**What to do:** Where a line holds the string "государственного", return that line.
──────────
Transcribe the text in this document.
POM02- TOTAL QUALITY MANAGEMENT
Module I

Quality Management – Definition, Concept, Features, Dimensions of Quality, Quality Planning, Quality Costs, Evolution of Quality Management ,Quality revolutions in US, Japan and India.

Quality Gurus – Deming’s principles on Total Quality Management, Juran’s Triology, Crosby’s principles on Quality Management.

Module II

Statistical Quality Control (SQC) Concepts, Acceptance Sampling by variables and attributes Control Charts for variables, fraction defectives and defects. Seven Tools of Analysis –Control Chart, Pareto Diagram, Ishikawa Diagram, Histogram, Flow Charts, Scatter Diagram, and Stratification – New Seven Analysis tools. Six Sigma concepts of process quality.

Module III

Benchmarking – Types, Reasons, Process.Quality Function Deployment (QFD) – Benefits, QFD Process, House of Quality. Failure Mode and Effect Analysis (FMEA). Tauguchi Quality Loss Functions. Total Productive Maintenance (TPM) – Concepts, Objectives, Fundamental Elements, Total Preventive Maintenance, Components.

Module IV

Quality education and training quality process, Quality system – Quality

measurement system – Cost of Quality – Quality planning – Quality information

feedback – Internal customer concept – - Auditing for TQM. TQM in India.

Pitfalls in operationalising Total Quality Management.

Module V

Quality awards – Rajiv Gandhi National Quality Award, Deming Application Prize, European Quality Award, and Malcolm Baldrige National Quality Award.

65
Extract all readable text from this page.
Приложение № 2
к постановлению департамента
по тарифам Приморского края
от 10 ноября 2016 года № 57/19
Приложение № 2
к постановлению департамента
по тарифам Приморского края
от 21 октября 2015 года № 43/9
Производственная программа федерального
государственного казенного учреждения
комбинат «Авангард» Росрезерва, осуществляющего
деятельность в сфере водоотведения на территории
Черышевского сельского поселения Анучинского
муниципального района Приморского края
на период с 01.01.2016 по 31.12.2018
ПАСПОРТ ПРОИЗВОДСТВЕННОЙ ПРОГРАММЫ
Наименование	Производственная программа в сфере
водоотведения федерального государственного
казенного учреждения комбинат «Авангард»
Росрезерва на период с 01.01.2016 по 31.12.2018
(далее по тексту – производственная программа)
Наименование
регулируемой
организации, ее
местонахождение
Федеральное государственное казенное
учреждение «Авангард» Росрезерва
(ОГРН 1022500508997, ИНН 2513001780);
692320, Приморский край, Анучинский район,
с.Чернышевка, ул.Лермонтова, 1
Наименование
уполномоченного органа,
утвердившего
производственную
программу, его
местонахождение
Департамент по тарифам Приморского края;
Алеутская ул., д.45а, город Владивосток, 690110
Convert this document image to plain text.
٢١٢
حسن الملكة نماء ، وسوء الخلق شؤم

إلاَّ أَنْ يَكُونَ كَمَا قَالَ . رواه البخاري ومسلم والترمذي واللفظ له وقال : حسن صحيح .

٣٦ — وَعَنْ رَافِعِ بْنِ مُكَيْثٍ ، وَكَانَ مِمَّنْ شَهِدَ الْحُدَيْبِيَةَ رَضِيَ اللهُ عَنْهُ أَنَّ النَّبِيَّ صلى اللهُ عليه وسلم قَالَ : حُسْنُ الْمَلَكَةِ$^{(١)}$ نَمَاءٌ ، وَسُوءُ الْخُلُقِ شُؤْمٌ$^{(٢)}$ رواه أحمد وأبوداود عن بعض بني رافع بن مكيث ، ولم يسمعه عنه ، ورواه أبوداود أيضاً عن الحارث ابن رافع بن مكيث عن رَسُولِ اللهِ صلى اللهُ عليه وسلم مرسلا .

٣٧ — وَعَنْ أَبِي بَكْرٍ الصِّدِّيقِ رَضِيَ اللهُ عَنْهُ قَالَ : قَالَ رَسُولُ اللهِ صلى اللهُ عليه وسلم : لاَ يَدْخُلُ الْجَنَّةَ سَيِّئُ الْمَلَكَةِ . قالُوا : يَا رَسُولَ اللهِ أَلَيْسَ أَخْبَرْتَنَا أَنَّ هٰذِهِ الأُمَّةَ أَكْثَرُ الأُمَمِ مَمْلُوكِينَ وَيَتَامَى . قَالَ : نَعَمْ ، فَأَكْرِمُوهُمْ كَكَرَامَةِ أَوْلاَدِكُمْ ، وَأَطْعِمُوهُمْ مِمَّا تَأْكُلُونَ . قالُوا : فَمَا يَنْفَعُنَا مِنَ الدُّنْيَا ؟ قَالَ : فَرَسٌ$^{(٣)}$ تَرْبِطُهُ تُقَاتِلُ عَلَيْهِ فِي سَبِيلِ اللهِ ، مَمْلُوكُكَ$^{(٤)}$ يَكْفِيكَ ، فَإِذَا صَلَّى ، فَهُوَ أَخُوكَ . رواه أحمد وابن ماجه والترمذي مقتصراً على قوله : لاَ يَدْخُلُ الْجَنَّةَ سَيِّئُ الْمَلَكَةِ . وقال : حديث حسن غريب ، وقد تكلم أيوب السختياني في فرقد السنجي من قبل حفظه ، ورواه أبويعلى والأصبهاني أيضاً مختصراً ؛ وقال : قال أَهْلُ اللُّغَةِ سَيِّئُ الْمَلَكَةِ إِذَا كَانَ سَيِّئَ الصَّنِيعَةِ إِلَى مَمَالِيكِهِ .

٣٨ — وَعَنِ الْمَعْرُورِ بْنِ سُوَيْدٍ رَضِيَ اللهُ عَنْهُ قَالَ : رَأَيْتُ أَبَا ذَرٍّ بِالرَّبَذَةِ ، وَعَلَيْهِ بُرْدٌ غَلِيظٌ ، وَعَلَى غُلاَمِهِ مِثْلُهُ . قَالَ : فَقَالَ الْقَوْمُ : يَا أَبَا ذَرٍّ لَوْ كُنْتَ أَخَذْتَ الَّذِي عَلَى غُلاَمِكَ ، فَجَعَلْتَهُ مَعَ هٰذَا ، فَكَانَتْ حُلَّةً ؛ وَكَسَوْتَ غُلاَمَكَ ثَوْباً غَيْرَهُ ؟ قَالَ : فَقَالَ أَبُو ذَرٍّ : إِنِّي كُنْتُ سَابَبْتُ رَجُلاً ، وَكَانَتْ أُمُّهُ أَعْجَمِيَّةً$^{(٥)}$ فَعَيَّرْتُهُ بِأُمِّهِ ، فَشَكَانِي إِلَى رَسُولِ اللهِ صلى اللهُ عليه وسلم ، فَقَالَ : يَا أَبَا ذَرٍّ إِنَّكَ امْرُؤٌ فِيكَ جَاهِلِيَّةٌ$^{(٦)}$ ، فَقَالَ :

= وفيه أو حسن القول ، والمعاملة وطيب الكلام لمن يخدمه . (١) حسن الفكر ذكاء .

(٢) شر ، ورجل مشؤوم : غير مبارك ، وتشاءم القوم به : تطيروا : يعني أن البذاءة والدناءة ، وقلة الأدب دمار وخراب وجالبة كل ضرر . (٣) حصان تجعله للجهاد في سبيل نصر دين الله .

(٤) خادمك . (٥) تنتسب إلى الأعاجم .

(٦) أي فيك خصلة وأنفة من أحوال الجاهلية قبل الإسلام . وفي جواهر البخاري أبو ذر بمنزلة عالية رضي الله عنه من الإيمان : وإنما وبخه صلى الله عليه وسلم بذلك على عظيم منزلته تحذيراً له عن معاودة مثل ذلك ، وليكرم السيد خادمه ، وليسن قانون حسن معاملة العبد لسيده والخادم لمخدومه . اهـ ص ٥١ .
──────────
**Response:**
государственного казенного учреждения
водоотведения федерального государственного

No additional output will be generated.